Prompt a: Format part of the rows below as a JSON list of strings, with one string per line and blank lines omitted. Start at the line containing "title-line-3: на 2018" and end after the line containing "row-subsection: 09 <box>281 559 291 570</box>", including both.

=== Source excerpt ===

The 2011 Nissan Leaf, an electric vehicle, will make its debut before the end of the year in Kent and the Puget Sound area. Electric vehicle charging stations will be installed in the region to accommodate drivers of the new car. - COURTESY PHOTO, Nissan
The 2011 Nissan Leaf, an electric vehicle, will make its debut before the end of the year in Kent and the Puget Sound area. Electric vehicle charging stations will be installed in the region to accommodate drivers of the new car.
— image credit: COURTESY PHOTO, Nissan

Expect to see electric vehicle-charging stations popping up next year in Kent and throughout the central Puget Sound area and Olympia.

The stations are part of a public-private partnership backed by the federal government to create infrastructure to accommodate the 2011 Nissan Leaf and other new electric vehicles hitting the market later this year and over the next few years.

The Kent City Council passed a zoning code amendment ordinance Tuesday to allow electric-charging stations to be installed in commercial, industrial and residential areas of the city. The stations could be installed in parking lots or garages at businesses and in garages at homes.

"The city is very excited for the opportunity to place electric vehicle chargers in our city," said City Planner Erin George in a phone interview. "We hope to provide Kent residents and visitors to Kent the stations to help ensure consumer acceptance of electric vehicles."

=== Input data ===

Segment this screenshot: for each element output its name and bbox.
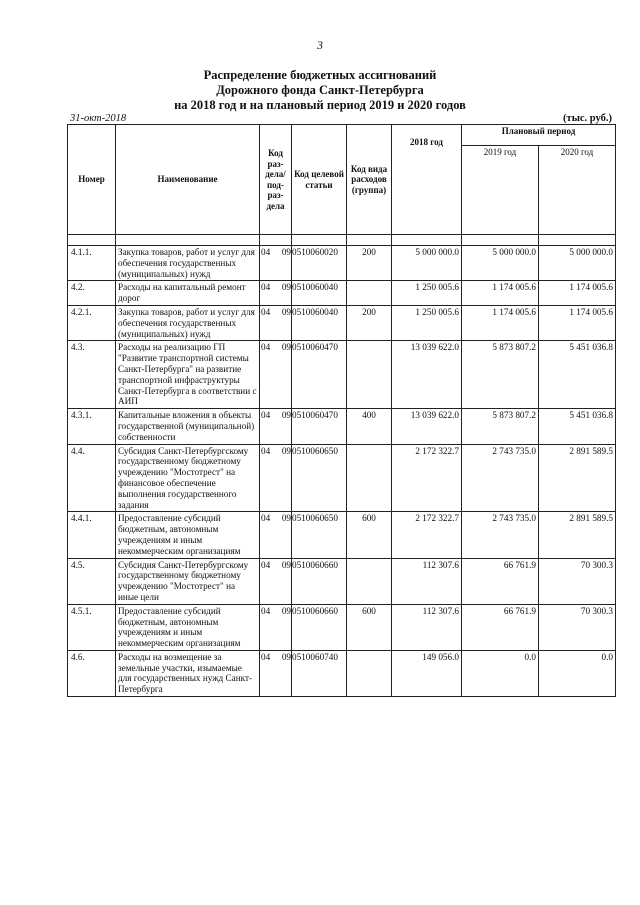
title-line-3: на 2018 год и на плановый период 2019 и 2020 годов <box>174 98 466 112</box>
row-section: 04 <box>261 513 271 524</box>
row-subsection: 09 <box>281 282 291 293</box>
row-subsection: 09 <box>281 559 291 570</box>
header-2019: 2019 год <box>462 145 539 234</box>
header-2018: 2018 год <box>392 125 462 235</box>
page-number: 3 <box>317 38 323 52</box>
row-target-code: 0510060650 <box>292 512 347 558</box>
row-2019-value: 1 174 005.6 <box>462 305 539 340</box>
table-row <box>68 558 616 604</box>
row-section-code <box>260 512 292 558</box>
row-section-code <box>260 604 292 650</box>
row-section-code <box>260 246 292 281</box>
budget-table <box>67 124 616 697</box>
row-name: Субсидия Санкт-Петербургскому государственному бюджетному учреждению "Мостотрест" на иные цели <box>116 558 260 604</box>
row-2018-value: 1 250 005.6 <box>392 281 462 306</box>
row-2020-value: 2 891 589.5 <box>539 512 616 558</box>
row-section-code <box>260 305 292 340</box>
row-2018-value: 1 250 005.6 <box>392 305 462 340</box>
row-2018-value: 2 172 322.7 <box>392 512 462 558</box>
row-target-code: 0510060040 <box>292 305 347 340</box>
row-2020-value: 1 174 005.6 <box>539 281 616 306</box>
row-section: 04 <box>261 559 271 570</box>
row-target-code: 0510060660 <box>292 604 347 650</box>
row-name: Расходы на капитальный ремонт дорог <box>116 281 260 306</box>
row-2018-value: 5 000 000.0 <box>392 246 462 281</box>
row-2019-value: 2 743 735.0 <box>462 444 539 512</box>
row-expense-code <box>347 341 392 409</box>
row-subsection: 09 <box>281 651 291 662</box>
row-subsection: 09 <box>281 306 291 317</box>
row-target-code: 0510060650 <box>292 444 347 512</box>
table-row <box>68 604 616 650</box>
row-number: 4.5.1. <box>68 604 116 650</box>
row-number: 4.4.1. <box>68 512 116 558</box>
row-target-code: 0510060040 <box>292 281 347 306</box>
row-2018-value: 13 039 622.0 <box>392 409 462 444</box>
row-2018-value: 13 039 622.0 <box>392 341 462 409</box>
row-section: 04 <box>261 282 271 293</box>
row-2019-value: 66 761.9 <box>462 558 539 604</box>
table-row <box>68 341 616 409</box>
row-section-code <box>260 444 292 512</box>
row-2018-value: 2 172 322.7 <box>392 444 462 512</box>
row-section-code <box>260 409 292 444</box>
header-section-code: Код раз-дела/ под-раз-дела <box>260 125 292 235</box>
table-row <box>68 512 616 558</box>
row-2019-value: 5 873 807.2 <box>462 409 539 444</box>
row-2019-value: 5 000 000.0 <box>462 246 539 281</box>
header-expense-code: Код вида расходов (группа) <box>347 125 392 235</box>
row-number: 4.3.1. <box>68 409 116 444</box>
row-subsection: 09 <box>281 247 291 257</box>
row-section: 04 <box>261 651 271 662</box>
row-target-code: 0510060740 <box>292 650 347 696</box>
document-title <box>0 68 640 113</box>
row-target-code: 0510060470 <box>292 409 347 444</box>
row-name: Предоставление субсидий бюджетным, автономным учреждениям и иным некоммерческим организациям <box>116 604 260 650</box>
row-subsection: 09 <box>281 342 291 353</box>
row-number: 4.2.1. <box>68 305 116 340</box>
row-number: 4.2. <box>68 281 116 306</box>
row-2020-value: 70 300.3 <box>539 604 616 650</box>
row-expense-code: 200 <box>347 305 392 340</box>
row-2019-value: 66 761.9 <box>462 604 539 650</box>
row-2020-value: 2 891 589.5 <box>539 444 616 512</box>
row-section-code <box>260 558 292 604</box>
row-section-code <box>260 281 292 306</box>
row-2018-value: 112 307.6 <box>392 604 462 650</box>
row-section-code <box>260 650 292 696</box>
row-expense-code: 600 <box>347 604 392 650</box>
row-section: 04 <box>261 306 271 317</box>
row-target-code: 0510060020 <box>292 246 347 281</box>
header-name: Наименование <box>116 125 260 235</box>
row-2020-value: 5 000 000.0 <box>539 246 616 281</box>
row-subsection: 09 <box>281 605 291 616</box>
document-date: 31-окт-2018 <box>70 113 127 124</box>
header-number: Номер <box>68 125 116 235</box>
row-2019-value: 2 743 735.0 <box>462 512 539 558</box>
row-2019-value: 1 174 005.6 <box>462 281 539 306</box>
table-row <box>68 444 616 512</box>
row-target-code: 0510060470 <box>292 341 347 409</box>
row-target-code: 0510060660 <box>292 558 347 604</box>
row-subsection: 09 <box>281 445 291 456</box>
row-2020-value: 1 174 005.6 <box>539 305 616 340</box>
row-name: Закупка товаров, работ и услуг для обеспечения государственных (муниципальных) нужд <box>116 305 260 340</box>
row-2020-value: 5 451 036.8 <box>539 409 616 444</box>
row-number: 4.6. <box>68 650 116 696</box>
row-section-code <box>260 341 292 409</box>
row-2018-value: 112 307.6 <box>392 558 462 604</box>
row-number: 4.3. <box>68 341 116 409</box>
title-line-1: Распределение бюджетных ассигнований <box>203 68 437 82</box>
row-2020-value: 5 451 036.8 <box>539 341 616 409</box>
row-expense-code <box>347 558 392 604</box>
row-subsection: 09 <box>281 410 291 421</box>
row-number: 4.4. <box>68 444 116 512</box>
table-row <box>68 281 616 306</box>
row-name: Предоставление субсидий бюджетным, автономным учреждениям и иным некоммерческим организациям <box>116 512 260 558</box>
row-name: Субсидия Санкт-Петербургскому государственному бюджетному учреждению "Мостотрест" на финансовое обеспечение выполнения государственного задания <box>116 444 260 512</box>
row-2018-value: 149 056.0 <box>392 650 462 696</box>
row-2019-value: 5 873 807.2 <box>462 341 539 409</box>
row-name: Расходы на реализацию ГП "Развитие транспортной системы Санкт-Петербурга" на развитие транспортной инфраструктуры Санкт-Петербурга в соответствии с АИП <box>116 341 260 409</box>
row-2020-value: 70 300.3 <box>539 558 616 604</box>
units-label: (тыс. руб.) <box>563 113 612 124</box>
row-subsection: 09 <box>281 513 291 524</box>
row-expense-code <box>347 281 392 306</box>
table-row <box>68 650 616 696</box>
header-planned-period: Плановый период <box>462 125 616 146</box>
row-section: 04 <box>261 342 271 353</box>
row-number: 4.1.1. <box>68 246 116 281</box>
row-number: 4.5. <box>68 558 116 604</box>
table-body <box>68 246 616 697</box>
table-row <box>68 305 616 340</box>
table-row <box>68 246 616 281</box>
row-expense-code: 200 <box>347 246 392 281</box>
row-expense-code <box>347 650 392 696</box>
row-2019-value: 0.0 <box>462 650 539 696</box>
row-section: 04 <box>261 247 271 257</box>
row-expense-code <box>347 444 392 512</box>
row-section: 04 <box>261 605 271 616</box>
row-section: 04 <box>261 445 271 456</box>
header-target-code: Код целевой статьи <box>292 125 347 235</box>
row-2020-value: 0.0 <box>539 650 616 696</box>
row-name: Закупка товаров, работ и услуг для обеспечения государственных (муниципальных) нужд <box>116 246 260 281</box>
header-2020: 2020 год <box>539 145 616 234</box>
row-section: 04 <box>261 410 271 421</box>
row-expense-code: 400 <box>347 409 392 444</box>
row-name: Капитальные вложения в объекты государственной (муниципальной) собственности <box>116 409 260 444</box>
title-line-2: Дорожного фонда Санкт-Петербурга <box>216 83 424 97</box>
row-expense-code: 600 <box>347 512 392 558</box>
row-name: Расходы на возмещение за земельные участки, изымаемые для государственных нужд Санкт-Петербурга <box>116 650 260 696</box>
table-row <box>68 409 616 444</box>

===

Prompt b: Quote the article about electric vehicle-charging stations in Kent, above, in full and word for word.

Solution a:
[
  "title-line-3: на 2018 год и на плановый период 2019 и 2020 годов <box>174 98 466 112</box>",
  "row-section: 04 <box>261 513 271 524</box>",
  "row-subsection: 09 <box>281 282 291 293</box>",
  "row-subsection: 09 <box>281 559 291 570</box>"
]

Solution b:
The 2011 Nissan Leaf, an electric vehicle, will make its debut before the end of the year in Kent and the Puget Sound area. Electric vehicle charging stations will be installed in the region to accommodate drivers of the new car. - COURTESY PHOTO, Nissan
The 2011 Nissan Leaf, an electric vehicle, will make its debut before the end of the year in Kent and the Puget Sound area. Electric vehicle charging stations will be installed in the region to accommodate drivers of the new car.
— image credit: COURTESY PHOTO, Nissan

Expect to see electric vehicle-charging stations popping up next year in Kent and throughout the central Puget Sound area and Olympia.

The stations are part of a public-private partnership backed by the federal government to create infrastructure to accommodate the 2011 Nissan Leaf and other new electric vehicles hitting the market later this year and over the next few years.

The Kent City Council passed a zoning code amendment ordinance Tuesday to allow electric-charging stations to be installed in commercial, industrial and residential areas of the city. The stations could be installed in parking lots or garages at businesses and in garages at homes.

"The city is very excited for the opportunity to place electric vehicle chargers in our city," said City Planner Erin George in a phone interview. "We hope to provide Kent residents and visitors to Kent the stations to help ensure consumer acceptance of electric vehicles."